TASK INSTRUCTIONS ▸
Your answer is a copy of every line in the records where "Total" appears.

RECORDS FOR THE EXERCISE ▸
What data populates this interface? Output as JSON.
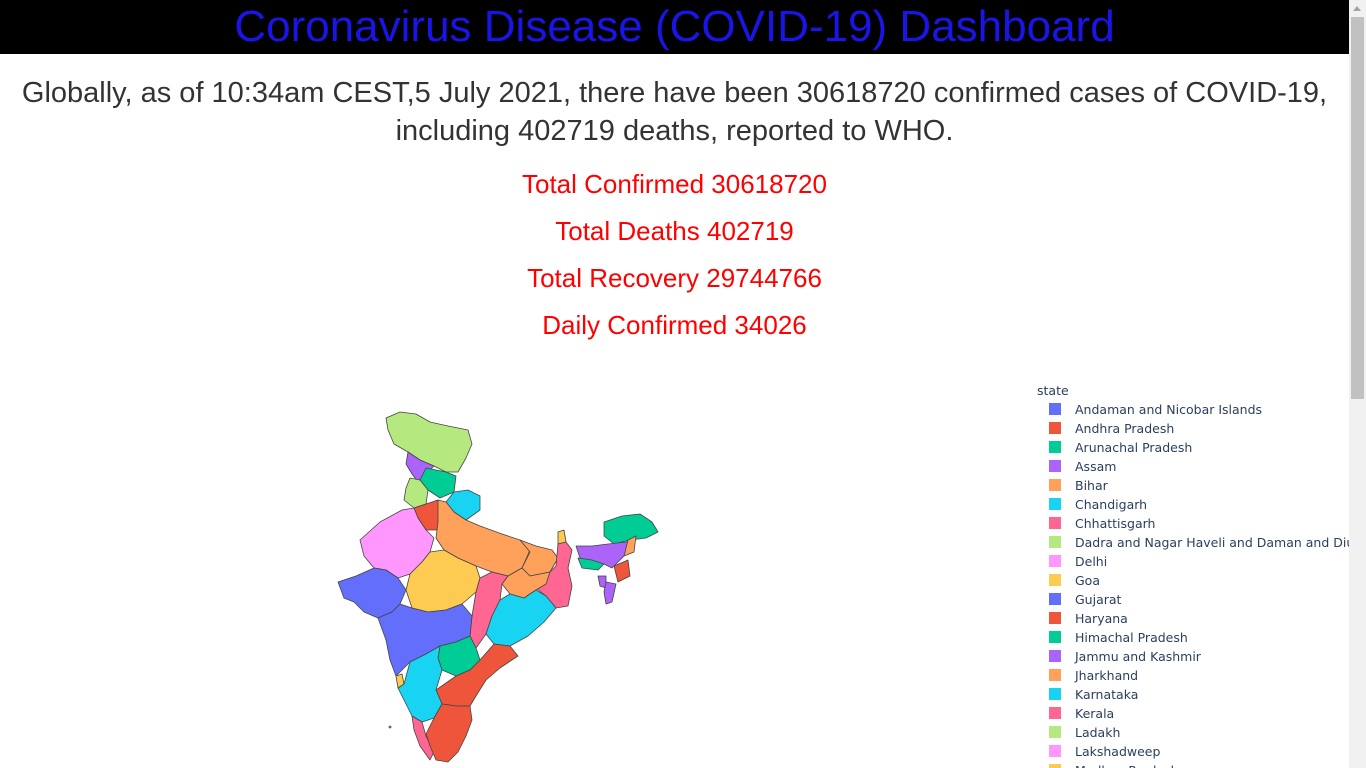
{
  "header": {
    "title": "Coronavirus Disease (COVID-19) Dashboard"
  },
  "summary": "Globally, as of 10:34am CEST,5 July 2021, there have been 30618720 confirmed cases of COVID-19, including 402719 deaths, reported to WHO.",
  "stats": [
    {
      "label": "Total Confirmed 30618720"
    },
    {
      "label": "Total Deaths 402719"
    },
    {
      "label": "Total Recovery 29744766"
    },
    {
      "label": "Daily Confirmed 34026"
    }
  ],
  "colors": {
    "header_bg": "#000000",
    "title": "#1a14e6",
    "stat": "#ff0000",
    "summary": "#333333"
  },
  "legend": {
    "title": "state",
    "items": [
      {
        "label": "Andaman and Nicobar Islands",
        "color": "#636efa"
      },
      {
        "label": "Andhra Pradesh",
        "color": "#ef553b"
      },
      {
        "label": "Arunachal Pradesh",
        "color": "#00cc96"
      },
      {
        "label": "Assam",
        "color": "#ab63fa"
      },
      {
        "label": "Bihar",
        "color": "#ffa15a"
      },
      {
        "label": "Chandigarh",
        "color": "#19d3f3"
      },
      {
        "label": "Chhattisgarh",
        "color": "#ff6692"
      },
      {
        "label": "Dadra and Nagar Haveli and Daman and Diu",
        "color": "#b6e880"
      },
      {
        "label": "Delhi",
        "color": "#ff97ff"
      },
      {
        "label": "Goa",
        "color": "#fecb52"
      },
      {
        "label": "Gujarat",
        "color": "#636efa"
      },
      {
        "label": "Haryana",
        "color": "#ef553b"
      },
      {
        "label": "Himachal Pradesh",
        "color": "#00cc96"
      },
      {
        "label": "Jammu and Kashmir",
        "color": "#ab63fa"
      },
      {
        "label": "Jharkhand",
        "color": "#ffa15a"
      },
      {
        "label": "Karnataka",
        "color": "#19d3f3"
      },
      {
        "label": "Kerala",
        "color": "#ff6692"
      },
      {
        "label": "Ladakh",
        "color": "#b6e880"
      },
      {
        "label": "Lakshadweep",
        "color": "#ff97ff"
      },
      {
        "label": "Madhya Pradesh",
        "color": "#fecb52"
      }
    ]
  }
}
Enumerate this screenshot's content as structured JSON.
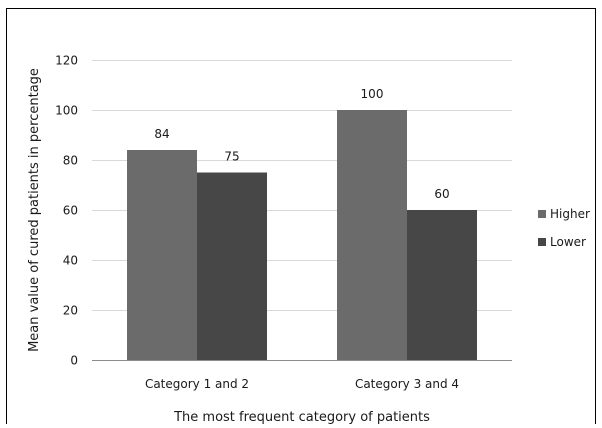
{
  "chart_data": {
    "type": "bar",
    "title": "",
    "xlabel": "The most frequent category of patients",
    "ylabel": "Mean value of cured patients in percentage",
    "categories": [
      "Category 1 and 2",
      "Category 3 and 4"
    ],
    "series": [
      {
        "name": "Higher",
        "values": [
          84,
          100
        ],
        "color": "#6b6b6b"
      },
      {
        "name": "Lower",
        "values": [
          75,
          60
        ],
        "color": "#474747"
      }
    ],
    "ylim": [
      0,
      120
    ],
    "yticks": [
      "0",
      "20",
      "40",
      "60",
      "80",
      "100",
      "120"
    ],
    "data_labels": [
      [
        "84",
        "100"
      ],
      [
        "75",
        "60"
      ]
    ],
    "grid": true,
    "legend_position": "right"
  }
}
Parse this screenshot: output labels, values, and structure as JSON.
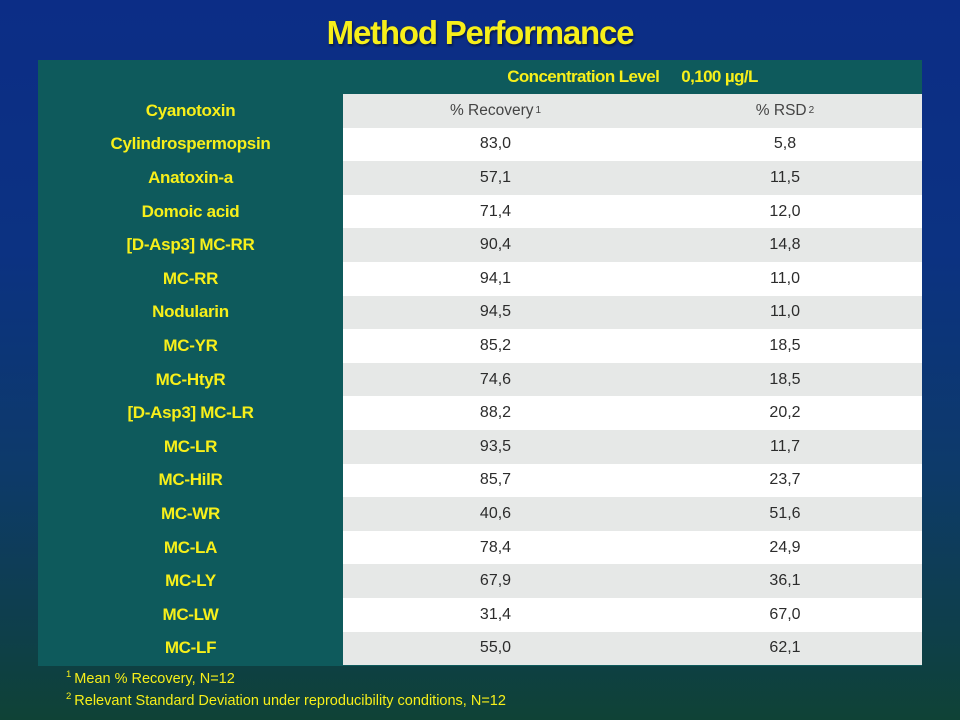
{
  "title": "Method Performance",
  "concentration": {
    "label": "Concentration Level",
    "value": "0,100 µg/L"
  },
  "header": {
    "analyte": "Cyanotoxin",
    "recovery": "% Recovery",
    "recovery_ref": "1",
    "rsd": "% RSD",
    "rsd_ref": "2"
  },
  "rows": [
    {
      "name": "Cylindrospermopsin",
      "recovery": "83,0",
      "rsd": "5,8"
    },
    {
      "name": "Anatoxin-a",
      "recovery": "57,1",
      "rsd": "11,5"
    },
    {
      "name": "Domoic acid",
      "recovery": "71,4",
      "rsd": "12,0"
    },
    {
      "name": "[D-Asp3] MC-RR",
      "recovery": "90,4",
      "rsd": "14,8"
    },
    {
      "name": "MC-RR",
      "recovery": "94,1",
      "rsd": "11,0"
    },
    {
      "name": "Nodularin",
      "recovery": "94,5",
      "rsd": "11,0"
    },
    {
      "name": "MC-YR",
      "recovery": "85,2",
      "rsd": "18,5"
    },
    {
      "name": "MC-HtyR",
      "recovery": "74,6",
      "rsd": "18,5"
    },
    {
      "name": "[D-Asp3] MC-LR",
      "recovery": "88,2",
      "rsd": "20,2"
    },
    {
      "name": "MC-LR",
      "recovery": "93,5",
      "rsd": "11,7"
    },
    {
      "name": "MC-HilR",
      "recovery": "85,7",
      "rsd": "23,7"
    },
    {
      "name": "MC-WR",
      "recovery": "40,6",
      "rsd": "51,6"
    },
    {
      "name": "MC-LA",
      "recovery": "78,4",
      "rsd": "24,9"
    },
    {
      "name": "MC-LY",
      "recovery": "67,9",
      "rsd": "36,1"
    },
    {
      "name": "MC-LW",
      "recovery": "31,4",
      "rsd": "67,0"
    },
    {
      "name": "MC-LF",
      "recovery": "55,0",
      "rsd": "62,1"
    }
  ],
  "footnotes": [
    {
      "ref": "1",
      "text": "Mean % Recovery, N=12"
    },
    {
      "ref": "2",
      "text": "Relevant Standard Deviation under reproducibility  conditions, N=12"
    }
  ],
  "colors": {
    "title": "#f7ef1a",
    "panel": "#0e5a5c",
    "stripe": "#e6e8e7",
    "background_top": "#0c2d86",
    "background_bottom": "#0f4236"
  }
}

ANSWER TO THIS TASK ▸
      "label": "Total Confirmed 30618720"
      "label": "Total Deaths 402719"
      "label": "Total Recovery 29744766"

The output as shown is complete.